▸ **Stated goal**
Return the records exactly as they are.

▸ **Provided entries**
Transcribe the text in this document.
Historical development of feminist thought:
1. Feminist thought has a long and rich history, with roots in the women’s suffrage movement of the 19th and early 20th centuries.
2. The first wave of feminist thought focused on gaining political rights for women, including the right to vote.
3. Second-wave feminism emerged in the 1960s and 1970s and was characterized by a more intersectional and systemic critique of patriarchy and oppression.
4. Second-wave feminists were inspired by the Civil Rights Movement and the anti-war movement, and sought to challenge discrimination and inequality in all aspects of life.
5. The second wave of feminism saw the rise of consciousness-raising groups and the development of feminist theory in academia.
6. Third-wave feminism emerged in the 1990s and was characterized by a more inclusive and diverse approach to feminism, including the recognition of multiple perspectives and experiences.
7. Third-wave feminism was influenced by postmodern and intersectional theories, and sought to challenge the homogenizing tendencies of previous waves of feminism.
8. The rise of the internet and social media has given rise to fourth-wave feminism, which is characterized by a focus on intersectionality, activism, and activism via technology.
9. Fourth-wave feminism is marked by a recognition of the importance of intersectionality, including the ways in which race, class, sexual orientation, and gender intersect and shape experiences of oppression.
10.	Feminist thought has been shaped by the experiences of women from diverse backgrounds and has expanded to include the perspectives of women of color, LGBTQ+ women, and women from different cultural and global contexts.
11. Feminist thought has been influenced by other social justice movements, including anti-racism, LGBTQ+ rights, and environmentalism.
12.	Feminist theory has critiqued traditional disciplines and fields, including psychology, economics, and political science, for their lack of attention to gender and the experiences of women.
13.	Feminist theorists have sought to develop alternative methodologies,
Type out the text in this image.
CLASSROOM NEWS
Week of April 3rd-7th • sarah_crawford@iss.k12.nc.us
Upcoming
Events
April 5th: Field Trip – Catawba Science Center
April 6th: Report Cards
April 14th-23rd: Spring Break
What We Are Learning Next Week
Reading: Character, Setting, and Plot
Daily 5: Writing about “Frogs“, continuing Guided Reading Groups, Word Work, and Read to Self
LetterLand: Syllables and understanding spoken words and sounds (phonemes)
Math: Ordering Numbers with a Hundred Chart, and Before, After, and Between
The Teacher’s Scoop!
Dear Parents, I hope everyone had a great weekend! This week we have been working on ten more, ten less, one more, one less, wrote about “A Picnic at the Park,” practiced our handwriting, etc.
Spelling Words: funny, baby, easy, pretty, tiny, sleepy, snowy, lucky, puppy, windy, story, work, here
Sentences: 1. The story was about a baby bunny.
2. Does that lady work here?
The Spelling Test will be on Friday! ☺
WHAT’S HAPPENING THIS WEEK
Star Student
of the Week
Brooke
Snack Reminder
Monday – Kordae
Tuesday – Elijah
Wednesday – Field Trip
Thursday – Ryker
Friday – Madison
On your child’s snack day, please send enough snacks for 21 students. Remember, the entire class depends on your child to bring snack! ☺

▸ **Response to this task**
Transcribe the text in this document.
Historical development of feminist thought:
1. Feminist thought has a long and rich history, with roots in the women’s suffrage movement of the 19th and early 20th centuries.
2. The first wave of feminist thought focused on gaining political rights for women, including the right to vote.
3. Second-wave feminism emerged in the 1960s and 1970s and was characterized by a more intersectional and systemic critique of patriarchy and oppression.
4. Second-wave feminists were inspired by the Civil Rights Movement and the anti-war movement, and sought to challenge discrimination and inequality in all aspects of life.
5. The second wave of feminism saw the rise of consciousness-raising groups and the development of feminist theory in academia.
6. Third-wave feminism emerged in the 1990s and was characterized by a more inclusive and diverse approach to feminism, including the recognition of multiple perspectives and experiences.
7. Third-wave feminism was influenced by postmodern and intersectional theories, and sought to challenge the homogenizing tendencies of previous waves of feminism.
8. The rise of the internet and social media has given rise to fourth-wave feminism, which is characterized by a focus on intersectionality, activism, and activism via technology.
9. Fourth-wave feminism is marked by a recognition of the importance of intersectionality, including the ways in which race, class, sexual orientation, and gender intersect and shape experiences of oppression.
10.	Feminist thought has been shaped by the experiences of women from diverse backgrounds and has expanded to include the perspectives of women of color, LGBTQ+ women, and women from different cultural and global contexts.
11. Feminist thought has been influenced by other social justice movements, including anti-racism, LGBTQ+ rights, and environmentalism.
12.	Feminist theory has critiqued traditional disciplines and fields, including psychology, economics, and political science, for their lack of attention to gender and the experiences of women.
13.	Feminist theorists have sought to develop alternative methodologies,
Type out the text in this image.
CLASSROOM NEWS
Week of April 3rd-7th • sarah_crawford@iss.k12.nc.us
Upcoming
Events
April 5th: Field Trip – Catawba Science Center
April 6th: Report Cards
April 14th-23rd: Spring Break
What We Are Learning Next Week
Reading: Character, Setting, and Plot
Daily 5: Writing about “Frogs“, continuing Guided Reading Groups, Word Work, and Read to Self
LetterLand: Syllables and understanding spoken words and sounds (phonemes)
Math: Ordering Numbers with a Hundred Chart, and Before, After, and Between
The Teacher’s Scoop!
Dear Parents, I hope everyone had a great weekend! This week we have been working on ten more, ten less, one more, one less, wrote about “A Picnic at the Park,” practiced our handwriting, etc.
Spelling Words: funny, baby, easy, pretty, tiny, sleepy, snowy, lucky, puppy, windy, story, work, here
Sentences: 1. The story was about a baby bunny.
2. Does that lady work here?
The Spelling Test will be on Friday! ☺
WHAT’S HAPPENING THIS WEEK
Star Student
of the Week
Brooke
Snack Reminder
Monday – Kordae
Tuesday – Elijah
Wednesday – Field Trip
Thursday – Ryker
Friday – Madison
On your child’s snack day, please send enough snacks for 21 students. Remember, the entire class depends on your child to bring snack! ☺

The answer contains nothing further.